→ DATA TO USE:
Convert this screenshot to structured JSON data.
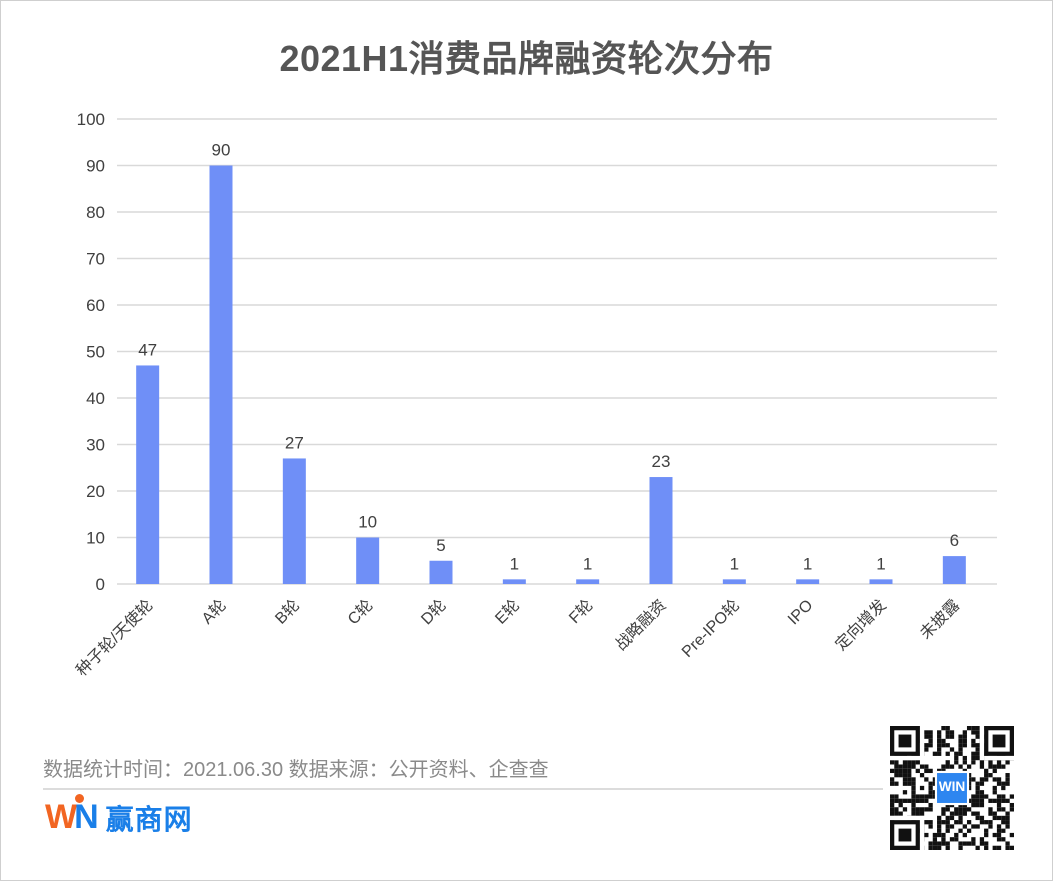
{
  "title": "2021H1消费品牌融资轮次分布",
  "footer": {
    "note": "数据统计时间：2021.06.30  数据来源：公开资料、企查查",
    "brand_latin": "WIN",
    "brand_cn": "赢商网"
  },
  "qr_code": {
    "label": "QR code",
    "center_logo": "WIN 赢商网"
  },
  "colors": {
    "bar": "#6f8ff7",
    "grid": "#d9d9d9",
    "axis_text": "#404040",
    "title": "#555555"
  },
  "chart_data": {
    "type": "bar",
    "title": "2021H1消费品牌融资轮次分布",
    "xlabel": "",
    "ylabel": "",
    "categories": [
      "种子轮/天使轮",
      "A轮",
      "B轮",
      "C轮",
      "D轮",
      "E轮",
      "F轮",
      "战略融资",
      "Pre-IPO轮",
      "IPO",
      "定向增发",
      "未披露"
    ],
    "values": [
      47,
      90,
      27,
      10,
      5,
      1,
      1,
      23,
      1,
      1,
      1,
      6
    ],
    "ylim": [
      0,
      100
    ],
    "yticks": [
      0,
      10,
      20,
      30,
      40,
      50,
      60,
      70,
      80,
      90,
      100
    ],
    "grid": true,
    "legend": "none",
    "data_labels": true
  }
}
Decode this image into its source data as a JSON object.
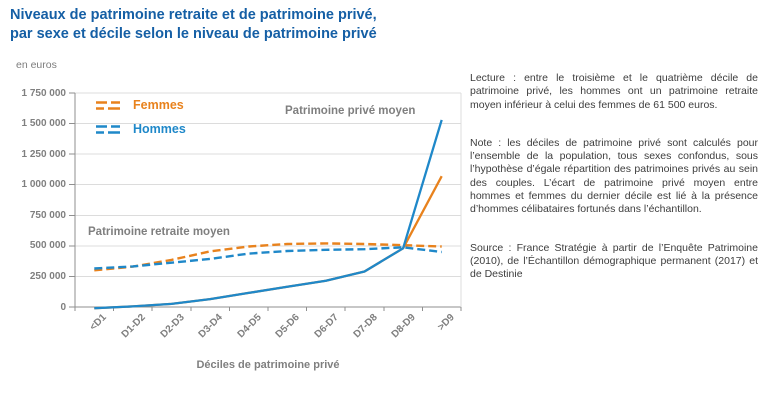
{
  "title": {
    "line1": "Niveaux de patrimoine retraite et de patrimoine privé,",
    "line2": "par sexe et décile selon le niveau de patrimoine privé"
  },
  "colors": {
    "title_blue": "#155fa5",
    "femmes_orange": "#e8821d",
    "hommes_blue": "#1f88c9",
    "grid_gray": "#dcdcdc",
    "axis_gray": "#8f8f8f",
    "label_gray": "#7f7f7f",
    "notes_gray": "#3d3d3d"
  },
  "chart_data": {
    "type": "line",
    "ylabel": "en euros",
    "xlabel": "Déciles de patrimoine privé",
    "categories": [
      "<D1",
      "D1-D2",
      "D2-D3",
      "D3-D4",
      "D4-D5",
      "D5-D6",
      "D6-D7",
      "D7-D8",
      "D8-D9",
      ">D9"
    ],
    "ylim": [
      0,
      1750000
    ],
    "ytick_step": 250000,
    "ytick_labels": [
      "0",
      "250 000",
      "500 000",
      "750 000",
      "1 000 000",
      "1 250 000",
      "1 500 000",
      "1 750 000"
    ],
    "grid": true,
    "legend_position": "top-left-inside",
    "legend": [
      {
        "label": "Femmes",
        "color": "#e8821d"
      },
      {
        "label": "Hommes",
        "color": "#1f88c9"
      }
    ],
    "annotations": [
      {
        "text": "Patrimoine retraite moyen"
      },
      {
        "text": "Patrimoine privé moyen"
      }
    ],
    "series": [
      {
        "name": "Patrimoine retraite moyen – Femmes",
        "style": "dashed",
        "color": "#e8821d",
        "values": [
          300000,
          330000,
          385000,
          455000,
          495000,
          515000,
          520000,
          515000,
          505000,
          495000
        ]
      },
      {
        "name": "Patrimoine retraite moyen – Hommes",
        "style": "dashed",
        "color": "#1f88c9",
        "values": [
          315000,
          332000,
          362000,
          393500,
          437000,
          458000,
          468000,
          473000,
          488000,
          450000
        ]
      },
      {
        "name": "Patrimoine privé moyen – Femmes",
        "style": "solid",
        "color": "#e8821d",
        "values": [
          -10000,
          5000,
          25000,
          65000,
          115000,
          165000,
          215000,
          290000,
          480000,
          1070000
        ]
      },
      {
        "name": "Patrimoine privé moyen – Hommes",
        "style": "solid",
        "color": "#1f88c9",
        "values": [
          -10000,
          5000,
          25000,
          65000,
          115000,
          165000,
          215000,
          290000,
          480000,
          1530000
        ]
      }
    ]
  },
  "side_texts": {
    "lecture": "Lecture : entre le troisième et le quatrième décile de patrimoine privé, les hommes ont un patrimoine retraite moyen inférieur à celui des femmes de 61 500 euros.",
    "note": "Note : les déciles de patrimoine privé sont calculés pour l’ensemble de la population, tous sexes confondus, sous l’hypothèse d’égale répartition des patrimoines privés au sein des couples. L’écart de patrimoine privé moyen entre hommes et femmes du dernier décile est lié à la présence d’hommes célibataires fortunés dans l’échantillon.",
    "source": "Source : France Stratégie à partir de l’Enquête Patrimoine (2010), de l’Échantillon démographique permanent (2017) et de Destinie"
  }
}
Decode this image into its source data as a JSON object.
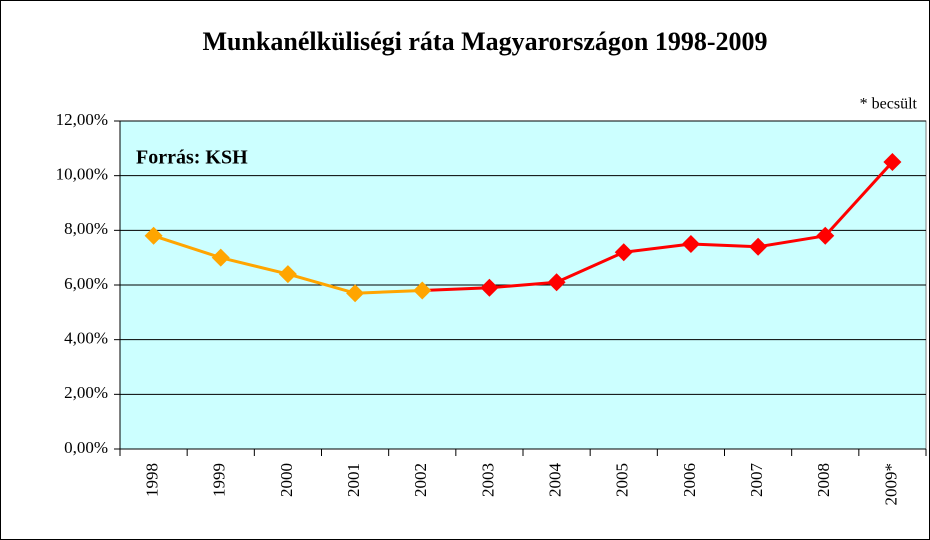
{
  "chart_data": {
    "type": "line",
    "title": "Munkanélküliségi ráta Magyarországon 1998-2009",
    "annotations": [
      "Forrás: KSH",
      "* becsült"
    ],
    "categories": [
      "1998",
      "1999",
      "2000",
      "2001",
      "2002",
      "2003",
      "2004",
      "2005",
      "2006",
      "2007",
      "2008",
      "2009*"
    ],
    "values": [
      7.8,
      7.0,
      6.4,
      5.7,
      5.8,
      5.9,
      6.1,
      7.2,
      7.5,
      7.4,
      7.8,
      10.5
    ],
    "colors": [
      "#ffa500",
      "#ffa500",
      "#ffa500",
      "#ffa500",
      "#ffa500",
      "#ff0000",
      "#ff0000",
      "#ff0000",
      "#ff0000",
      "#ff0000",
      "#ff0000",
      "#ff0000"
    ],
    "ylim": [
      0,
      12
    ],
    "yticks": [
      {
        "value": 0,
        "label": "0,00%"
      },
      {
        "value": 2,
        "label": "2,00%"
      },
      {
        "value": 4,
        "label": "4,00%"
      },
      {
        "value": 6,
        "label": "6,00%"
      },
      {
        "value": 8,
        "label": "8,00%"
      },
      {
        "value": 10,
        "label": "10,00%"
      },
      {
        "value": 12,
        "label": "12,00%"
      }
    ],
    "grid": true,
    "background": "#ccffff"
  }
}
...
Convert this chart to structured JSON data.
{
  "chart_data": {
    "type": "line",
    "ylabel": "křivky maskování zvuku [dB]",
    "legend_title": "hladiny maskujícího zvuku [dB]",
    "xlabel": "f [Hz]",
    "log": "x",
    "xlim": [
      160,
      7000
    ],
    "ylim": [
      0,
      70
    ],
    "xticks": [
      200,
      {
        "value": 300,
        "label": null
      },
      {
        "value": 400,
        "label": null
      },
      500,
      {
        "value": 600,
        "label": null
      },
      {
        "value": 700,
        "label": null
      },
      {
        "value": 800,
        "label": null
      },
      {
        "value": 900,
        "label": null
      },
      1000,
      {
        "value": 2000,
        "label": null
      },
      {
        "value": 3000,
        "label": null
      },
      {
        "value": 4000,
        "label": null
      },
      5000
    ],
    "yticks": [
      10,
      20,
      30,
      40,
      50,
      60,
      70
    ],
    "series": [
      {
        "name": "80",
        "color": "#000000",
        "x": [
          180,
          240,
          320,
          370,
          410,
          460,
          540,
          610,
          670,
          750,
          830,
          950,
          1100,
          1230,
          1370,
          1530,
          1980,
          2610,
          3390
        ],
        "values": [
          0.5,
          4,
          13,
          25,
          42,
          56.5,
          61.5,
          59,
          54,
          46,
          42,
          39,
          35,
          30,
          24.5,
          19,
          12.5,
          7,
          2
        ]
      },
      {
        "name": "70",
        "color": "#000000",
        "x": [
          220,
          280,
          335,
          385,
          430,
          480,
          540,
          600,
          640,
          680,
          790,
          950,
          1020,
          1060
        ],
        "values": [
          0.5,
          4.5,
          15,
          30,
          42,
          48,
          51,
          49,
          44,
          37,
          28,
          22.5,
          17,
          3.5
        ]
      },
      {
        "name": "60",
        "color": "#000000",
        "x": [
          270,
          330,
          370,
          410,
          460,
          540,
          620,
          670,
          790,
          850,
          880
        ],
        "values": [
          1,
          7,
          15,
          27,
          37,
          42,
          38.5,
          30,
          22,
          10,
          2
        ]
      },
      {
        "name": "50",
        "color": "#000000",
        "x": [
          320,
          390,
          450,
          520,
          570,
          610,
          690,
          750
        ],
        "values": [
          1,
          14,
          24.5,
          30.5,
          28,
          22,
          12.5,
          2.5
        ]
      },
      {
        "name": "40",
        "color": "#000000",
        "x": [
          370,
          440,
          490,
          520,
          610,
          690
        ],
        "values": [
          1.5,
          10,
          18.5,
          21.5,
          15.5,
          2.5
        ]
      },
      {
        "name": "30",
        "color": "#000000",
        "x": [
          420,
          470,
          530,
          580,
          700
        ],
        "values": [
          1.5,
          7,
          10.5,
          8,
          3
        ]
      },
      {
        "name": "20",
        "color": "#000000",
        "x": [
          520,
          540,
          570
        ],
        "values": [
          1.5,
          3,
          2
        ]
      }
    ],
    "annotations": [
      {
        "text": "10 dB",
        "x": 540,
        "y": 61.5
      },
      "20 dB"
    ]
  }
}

→ EXERCISE BRIEF: Reproduce each line of the material containing the word "moyen".

→ COMPLETE OUTPUT:
        "text": "Patrimoine retraite moyen"
        "text": "Patrimoine privé moyen"
        "name": "Patrimoine retraite moyen – Femmes",
        "name": "Patrimoine retraite moyen – Hommes",
        "name": "Patrimoine privé moyen – Femmes",
        "name": "Patrimoine privé moyen – Hommes",
    "lecture": "Lecture : entre le troisième et le quatrième décile de patrimoine privé, les hommes ont un patrimoine retraite moyen inférieur à celui des femmes de 61 500 euros.",
    "note": "Note : les déciles de patrimoine privé sont calculés pour l’ensemble de la population, tous sexes confondus, sous l’hypothèse d’égale répartition des patrimoines privés au sein des couples. L’écart de patrimoine privé moyen entre hommes et femmes du dernier décile est lié à la présence d’hommes célibataires fortunés dans l’échantillon.",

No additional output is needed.